→ **GIVEN TASK**:
Express the listing, from its first line through the line containing "integration testing body: interface.", as a JSON list of strings with one string per line and blank lines omitted.

====== PROVIDED INFORMATION ======

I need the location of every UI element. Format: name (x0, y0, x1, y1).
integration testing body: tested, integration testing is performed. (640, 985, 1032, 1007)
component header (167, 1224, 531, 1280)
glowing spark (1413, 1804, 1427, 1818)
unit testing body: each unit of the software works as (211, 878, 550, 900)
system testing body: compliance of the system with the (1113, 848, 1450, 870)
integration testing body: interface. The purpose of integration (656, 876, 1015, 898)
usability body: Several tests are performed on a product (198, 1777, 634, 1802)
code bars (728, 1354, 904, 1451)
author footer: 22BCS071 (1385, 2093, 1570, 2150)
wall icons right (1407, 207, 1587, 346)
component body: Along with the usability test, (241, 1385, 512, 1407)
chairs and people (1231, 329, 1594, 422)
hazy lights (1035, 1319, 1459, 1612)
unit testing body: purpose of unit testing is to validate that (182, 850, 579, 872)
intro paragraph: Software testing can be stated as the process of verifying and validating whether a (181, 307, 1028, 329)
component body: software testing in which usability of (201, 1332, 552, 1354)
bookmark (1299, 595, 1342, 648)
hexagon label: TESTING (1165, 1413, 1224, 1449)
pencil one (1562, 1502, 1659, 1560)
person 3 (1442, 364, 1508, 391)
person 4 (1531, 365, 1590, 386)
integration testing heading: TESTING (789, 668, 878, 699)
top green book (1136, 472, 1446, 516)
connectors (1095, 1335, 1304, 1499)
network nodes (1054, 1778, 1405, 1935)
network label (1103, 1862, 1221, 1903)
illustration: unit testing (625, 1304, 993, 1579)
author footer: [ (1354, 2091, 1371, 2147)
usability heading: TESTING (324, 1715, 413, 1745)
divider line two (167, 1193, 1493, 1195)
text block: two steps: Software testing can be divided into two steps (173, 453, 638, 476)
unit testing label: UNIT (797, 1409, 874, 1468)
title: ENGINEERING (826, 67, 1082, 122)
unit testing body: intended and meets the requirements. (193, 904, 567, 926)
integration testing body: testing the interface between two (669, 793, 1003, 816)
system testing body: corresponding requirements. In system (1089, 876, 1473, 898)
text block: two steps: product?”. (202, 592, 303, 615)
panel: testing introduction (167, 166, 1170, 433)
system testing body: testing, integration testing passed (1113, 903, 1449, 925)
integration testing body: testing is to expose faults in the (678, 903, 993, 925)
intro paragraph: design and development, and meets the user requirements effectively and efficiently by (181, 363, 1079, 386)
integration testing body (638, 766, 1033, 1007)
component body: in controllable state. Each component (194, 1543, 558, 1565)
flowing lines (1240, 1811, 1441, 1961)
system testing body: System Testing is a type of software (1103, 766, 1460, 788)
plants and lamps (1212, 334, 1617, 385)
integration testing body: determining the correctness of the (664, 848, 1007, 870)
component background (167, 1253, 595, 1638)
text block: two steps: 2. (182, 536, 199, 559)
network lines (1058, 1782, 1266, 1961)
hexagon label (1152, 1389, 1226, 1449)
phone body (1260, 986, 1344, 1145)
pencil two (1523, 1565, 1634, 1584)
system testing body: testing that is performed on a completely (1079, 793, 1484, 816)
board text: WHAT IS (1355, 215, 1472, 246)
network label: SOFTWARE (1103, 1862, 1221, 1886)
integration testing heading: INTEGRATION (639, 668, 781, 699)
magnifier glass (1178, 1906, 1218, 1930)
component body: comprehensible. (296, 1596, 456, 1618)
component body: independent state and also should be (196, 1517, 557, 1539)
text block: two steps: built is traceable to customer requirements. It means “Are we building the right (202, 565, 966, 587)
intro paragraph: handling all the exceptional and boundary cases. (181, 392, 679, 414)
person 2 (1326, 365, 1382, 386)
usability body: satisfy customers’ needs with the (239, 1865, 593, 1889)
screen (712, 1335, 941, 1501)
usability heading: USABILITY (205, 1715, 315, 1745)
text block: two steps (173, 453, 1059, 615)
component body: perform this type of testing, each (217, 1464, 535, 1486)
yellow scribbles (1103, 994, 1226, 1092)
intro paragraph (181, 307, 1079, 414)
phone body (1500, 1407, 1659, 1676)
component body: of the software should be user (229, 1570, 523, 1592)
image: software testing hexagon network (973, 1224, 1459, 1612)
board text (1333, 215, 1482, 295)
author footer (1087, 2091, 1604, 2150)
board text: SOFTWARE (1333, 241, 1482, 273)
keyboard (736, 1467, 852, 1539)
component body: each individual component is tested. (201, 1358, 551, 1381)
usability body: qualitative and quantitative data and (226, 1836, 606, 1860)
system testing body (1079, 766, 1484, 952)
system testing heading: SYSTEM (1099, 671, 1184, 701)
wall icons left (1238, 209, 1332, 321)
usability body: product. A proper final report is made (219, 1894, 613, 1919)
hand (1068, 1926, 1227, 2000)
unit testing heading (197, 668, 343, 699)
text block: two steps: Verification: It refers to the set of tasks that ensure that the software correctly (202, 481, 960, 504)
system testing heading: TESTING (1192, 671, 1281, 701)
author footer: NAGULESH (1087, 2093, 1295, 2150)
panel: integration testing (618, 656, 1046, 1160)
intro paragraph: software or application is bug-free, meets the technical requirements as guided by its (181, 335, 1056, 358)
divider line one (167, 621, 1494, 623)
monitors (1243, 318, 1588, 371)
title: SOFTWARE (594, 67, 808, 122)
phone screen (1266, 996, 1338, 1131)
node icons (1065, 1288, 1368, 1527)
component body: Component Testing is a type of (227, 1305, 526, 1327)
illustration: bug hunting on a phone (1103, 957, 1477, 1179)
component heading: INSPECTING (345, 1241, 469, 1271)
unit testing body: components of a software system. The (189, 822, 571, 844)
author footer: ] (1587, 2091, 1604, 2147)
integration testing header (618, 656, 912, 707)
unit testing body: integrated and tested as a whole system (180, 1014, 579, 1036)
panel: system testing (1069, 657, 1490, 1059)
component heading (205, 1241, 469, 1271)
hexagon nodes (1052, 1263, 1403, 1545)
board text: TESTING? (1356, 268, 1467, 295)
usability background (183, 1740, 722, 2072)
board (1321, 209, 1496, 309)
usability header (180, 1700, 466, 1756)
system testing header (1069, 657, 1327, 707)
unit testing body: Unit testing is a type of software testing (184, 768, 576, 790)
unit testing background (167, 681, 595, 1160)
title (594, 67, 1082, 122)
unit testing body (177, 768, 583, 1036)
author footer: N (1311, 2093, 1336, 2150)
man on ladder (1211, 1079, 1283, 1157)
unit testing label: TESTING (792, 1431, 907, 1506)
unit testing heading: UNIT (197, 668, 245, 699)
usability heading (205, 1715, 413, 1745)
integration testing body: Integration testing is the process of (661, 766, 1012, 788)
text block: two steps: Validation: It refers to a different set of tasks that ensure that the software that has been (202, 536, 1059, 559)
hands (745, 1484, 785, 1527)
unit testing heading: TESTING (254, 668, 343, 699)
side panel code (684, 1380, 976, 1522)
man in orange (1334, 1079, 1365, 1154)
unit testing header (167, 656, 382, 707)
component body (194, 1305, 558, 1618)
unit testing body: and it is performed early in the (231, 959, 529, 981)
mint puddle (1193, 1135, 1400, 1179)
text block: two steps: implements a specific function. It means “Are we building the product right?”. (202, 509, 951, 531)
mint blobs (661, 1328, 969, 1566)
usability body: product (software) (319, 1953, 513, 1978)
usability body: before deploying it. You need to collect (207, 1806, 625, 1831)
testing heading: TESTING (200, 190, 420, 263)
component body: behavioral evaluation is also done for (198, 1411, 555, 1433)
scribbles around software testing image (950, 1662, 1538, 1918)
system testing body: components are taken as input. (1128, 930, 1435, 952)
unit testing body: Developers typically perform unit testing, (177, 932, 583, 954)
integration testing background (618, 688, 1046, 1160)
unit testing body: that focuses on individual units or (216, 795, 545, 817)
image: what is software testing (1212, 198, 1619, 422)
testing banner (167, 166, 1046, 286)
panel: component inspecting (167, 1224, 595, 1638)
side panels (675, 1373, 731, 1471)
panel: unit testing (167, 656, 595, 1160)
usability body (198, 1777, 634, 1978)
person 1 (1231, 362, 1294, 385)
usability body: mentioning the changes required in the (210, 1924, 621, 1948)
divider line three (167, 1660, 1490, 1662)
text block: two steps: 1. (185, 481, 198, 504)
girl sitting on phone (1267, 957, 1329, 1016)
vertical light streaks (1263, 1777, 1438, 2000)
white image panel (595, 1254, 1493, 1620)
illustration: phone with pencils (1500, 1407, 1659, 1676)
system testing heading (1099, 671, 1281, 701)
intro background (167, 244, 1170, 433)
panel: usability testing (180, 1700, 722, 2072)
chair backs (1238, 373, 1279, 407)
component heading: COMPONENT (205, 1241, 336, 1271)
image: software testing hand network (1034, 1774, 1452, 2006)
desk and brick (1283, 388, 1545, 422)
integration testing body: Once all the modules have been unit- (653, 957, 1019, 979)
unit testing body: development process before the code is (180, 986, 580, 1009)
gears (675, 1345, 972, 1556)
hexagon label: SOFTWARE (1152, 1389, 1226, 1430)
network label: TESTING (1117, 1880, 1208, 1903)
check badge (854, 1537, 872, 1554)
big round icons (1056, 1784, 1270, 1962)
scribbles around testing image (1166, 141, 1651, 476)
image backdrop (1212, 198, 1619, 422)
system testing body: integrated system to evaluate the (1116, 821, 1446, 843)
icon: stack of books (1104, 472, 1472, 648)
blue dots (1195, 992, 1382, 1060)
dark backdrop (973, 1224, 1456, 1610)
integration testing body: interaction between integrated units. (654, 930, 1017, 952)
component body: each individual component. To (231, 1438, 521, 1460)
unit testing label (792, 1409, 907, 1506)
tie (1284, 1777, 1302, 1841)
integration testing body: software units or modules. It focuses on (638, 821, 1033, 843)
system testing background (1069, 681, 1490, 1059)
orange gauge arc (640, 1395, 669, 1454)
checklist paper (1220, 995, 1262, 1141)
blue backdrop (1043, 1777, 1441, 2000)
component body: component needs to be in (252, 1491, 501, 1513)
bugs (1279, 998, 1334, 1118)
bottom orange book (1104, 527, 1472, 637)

======

→ **RESULT OF THIS EXERCISE**:
[
  "I need the location of every UI element. Format: name (x0, y0, x1, y1).",
  "integration testing body: tested, integration testing is performed. (640, 985, 1032, 1007)",
  "component header (167, 1224, 531, 1280)",
  "glowing spark (1413, 1804, 1427, 1818)",
  "unit testing body: each unit of the software works as (211, 878, 550, 900)",
  "system testing body: compliance of the system with the (1113, 848, 1450, 870)",
  "integration testing body: interface. The purpose of integration (656, 876, 1015, 898)"
]